►

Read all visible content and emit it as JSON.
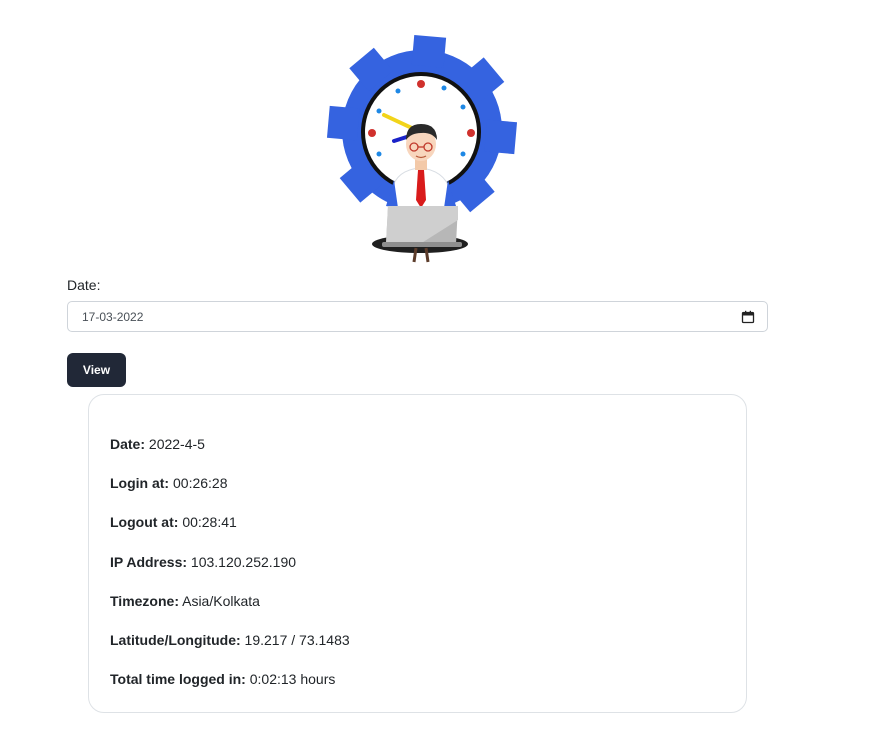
{
  "form": {
    "date_label": "Date:",
    "date_value": "17-03-2022",
    "view_label": "View"
  },
  "details": [
    {
      "label": "Date:",
      "value": "2022-4-5"
    },
    {
      "label": "Login at:",
      "value": "00:26:28"
    },
    {
      "label": "Logout at:",
      "value": "00:28:41"
    },
    {
      "label": "IP Address:",
      "value": "103.120.252.190"
    },
    {
      "label": "Timezone:",
      "value": "Asia/Kolkata"
    },
    {
      "label": "Latitude/Longitude:",
      "value": "19.217 / 73.1483"
    },
    {
      "label": "Total time logged in:",
      "value": "0:02:13 hours"
    }
  ],
  "icons": {
    "illustration": "person-with-laptop-clock-gear-illustration",
    "calendar": "calendar-icon"
  },
  "colors": {
    "button_bg": "#212837",
    "gear_blue": "#3563e0"
  }
}
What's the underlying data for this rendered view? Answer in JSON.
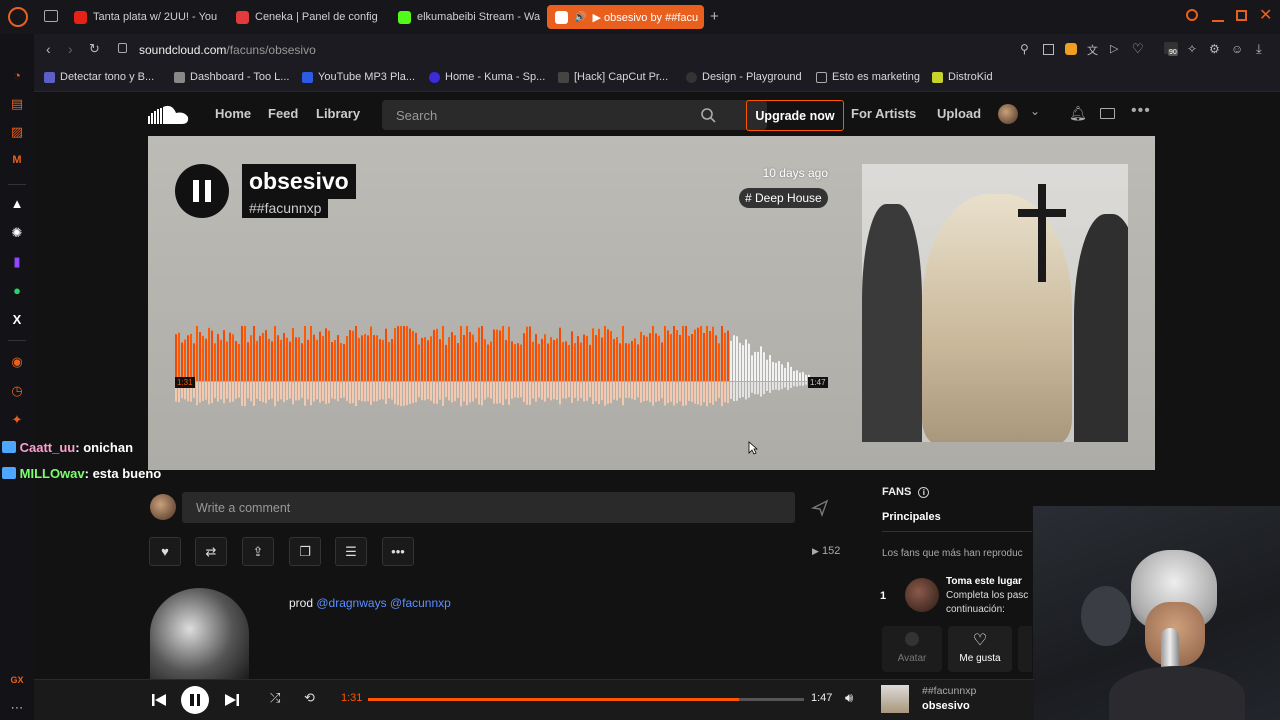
{
  "browser": {
    "tabs": [
      {
        "label": "Tanta plata w/ 2UU! - You",
        "color": "#e62117"
      },
      {
        "label": "Ceneka | Panel de config",
        "color": "#e33b3b"
      },
      {
        "label": "elkumabeibi Stream - Wa",
        "color": "#53fc18"
      },
      {
        "label": "▶ obsesivo by ##facu",
        "color": "#ff5500"
      }
    ],
    "url_domain": "soundcloud.com",
    "url_path": "/facuns/obsesivo",
    "extension_badge": "90",
    "bookmarks": [
      {
        "label": "Detectar tono y B...",
        "color": "#5b5fc7"
      },
      {
        "label": "Dashboard - Too L...",
        "color": "#888"
      },
      {
        "label": "YouTube MP3 Pla...",
        "color": "#2d5be3"
      },
      {
        "label": "Home - Kuma - Sp...",
        "color": "#3b2bd9"
      },
      {
        "label": "[Hack] CapCut Pr...",
        "color": "#444"
      },
      {
        "label": "Design - Playground",
        "color": "#333"
      },
      {
        "label": "Esto es marketing",
        "color": "#aaa"
      },
      {
        "label": "DistroKid",
        "color": "#c6d32b"
      }
    ]
  },
  "chat": [
    {
      "user": "Caatt_uu",
      "msg": ": onichan",
      "color": "#ff9fcf"
    },
    {
      "user": "MILLOwav",
      "msg": ": esta bueno",
      "color": "#7cff6e"
    }
  ],
  "header": {
    "home": "Home",
    "feed": "Feed",
    "library": "Library",
    "search_placeholder": "Search",
    "upgrade": "Upgrade now",
    "for_artists": "For Artists",
    "upload": "Upload"
  },
  "track": {
    "title": "obsesivo",
    "artist": "##facunnxp",
    "posted": "10 days ago",
    "tag": "# Deep House",
    "elapsed": "1:31",
    "duration": "1:47",
    "progress": 0.85,
    "plays": "152"
  },
  "comment": {
    "placeholder": "Write a comment"
  },
  "description": {
    "prefix": "prod ",
    "mention1": "@dragnways",
    "mention2": "@facunnxp"
  },
  "fans": {
    "title": "FANS",
    "tab": "Principales",
    "subtitle": "Los fans que más han reproduc",
    "rank": "1",
    "cta_title": "Toma este lugar",
    "cta_text1": "Completa los pasc",
    "cta_text2": "continuación:",
    "avatar_label": "Avatar",
    "like_label": "Me gusta"
  },
  "player": {
    "elapsed": "1:31",
    "duration": "1:47",
    "progress": 0.85,
    "artist": "##facunnxp",
    "title": "obsesivo"
  },
  "colors": {
    "accent": "#ff5500",
    "link": "#5b8fff"
  }
}
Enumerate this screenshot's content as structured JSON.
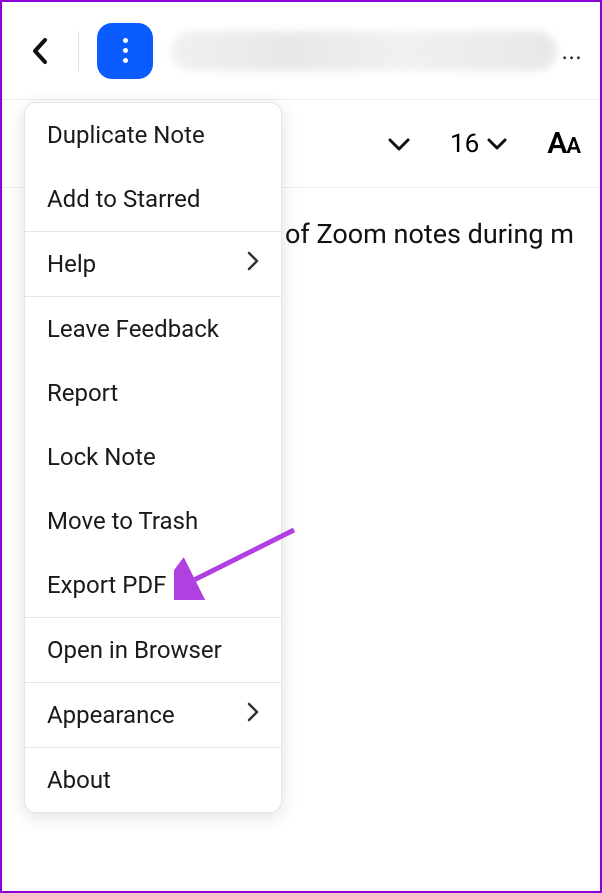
{
  "header": {
    "title_ellipsis": "..."
  },
  "toolbar": {
    "font_size": "16"
  },
  "content": {
    "body_text": "of Zoom notes during m"
  },
  "dropdown": {
    "items": [
      {
        "label": "Duplicate Note",
        "has_submenu": false,
        "section": 0
      },
      {
        "label": "Add to Starred",
        "has_submenu": false,
        "section": 0
      },
      {
        "label": "Help",
        "has_submenu": true,
        "section": 1
      },
      {
        "label": "Leave Feedback",
        "has_submenu": false,
        "section": 2
      },
      {
        "label": "Report",
        "has_submenu": false,
        "section": 2
      },
      {
        "label": "Lock Note",
        "has_submenu": false,
        "section": 2
      },
      {
        "label": "Move to Trash",
        "has_submenu": false,
        "section": 2
      },
      {
        "label": "Export PDF",
        "has_submenu": false,
        "section": 2
      },
      {
        "label": "Open in Browser",
        "has_submenu": false,
        "section": 3
      },
      {
        "label": "Appearance",
        "has_submenu": true,
        "section": 4
      },
      {
        "label": "About",
        "has_submenu": false,
        "section": 5
      }
    ]
  }
}
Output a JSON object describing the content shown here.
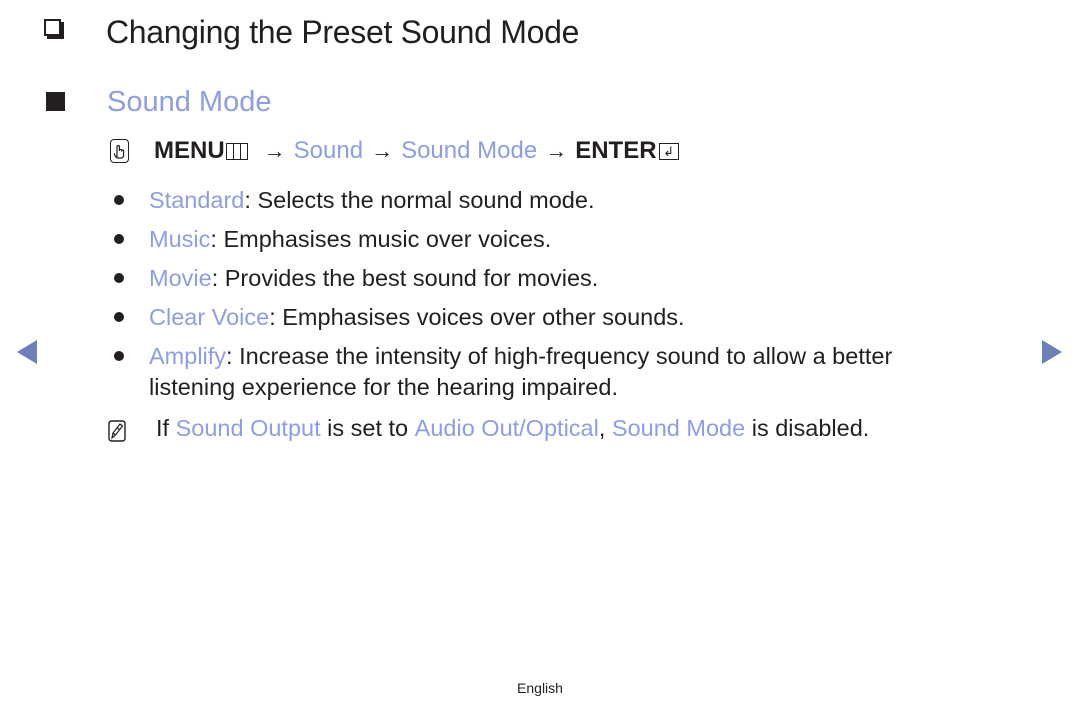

◄

REQUIRED WORK
Identify the lines in the entries that hold "this" and return each one.

THE REPLY
What's the underlying data for this rendered view? Answer in JSON.
Enumerate this screenshot's content as structured JSON.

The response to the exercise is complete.